» CHALLENGE
Copy all lines below containing "text".

(Entries taken from a collection)
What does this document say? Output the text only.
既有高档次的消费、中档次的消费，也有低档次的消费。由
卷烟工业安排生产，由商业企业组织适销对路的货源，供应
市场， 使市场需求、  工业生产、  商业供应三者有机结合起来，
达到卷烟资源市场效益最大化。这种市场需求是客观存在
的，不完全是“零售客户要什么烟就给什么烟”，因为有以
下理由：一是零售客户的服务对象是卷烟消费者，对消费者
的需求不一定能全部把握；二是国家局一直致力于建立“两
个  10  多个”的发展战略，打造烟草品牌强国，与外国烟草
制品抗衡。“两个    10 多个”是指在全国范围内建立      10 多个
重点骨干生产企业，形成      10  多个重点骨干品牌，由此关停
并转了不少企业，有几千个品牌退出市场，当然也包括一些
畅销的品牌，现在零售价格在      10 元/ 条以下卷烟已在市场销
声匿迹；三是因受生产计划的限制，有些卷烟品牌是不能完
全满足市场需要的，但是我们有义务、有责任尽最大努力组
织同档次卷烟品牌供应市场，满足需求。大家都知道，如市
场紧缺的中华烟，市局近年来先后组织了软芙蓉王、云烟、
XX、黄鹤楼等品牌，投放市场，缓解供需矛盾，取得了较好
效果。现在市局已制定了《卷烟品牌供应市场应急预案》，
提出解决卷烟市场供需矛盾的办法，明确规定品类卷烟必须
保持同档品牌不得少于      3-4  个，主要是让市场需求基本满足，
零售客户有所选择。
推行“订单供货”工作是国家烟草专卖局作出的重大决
* * *
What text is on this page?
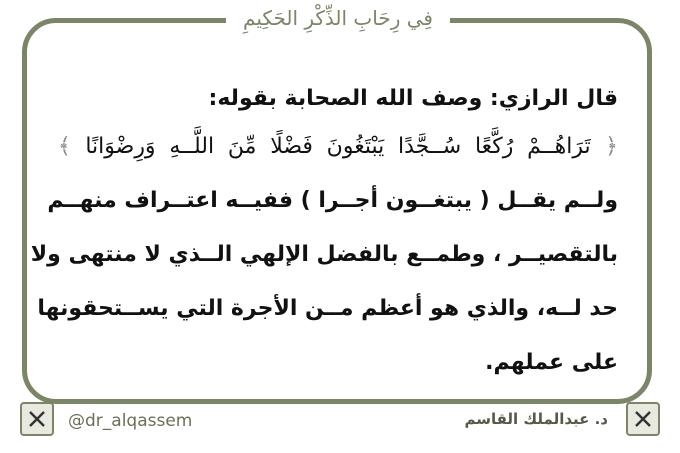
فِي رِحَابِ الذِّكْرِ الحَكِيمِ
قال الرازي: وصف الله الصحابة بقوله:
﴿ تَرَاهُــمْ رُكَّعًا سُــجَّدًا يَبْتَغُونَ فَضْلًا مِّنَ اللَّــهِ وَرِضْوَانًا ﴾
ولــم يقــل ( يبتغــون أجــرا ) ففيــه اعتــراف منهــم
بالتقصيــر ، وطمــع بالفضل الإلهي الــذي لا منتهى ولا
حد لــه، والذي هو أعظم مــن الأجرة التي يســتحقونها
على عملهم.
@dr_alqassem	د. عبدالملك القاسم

» RESPONSE FOR THIS EXERCISE
What does this document say? Output the text only.
What text is on this page?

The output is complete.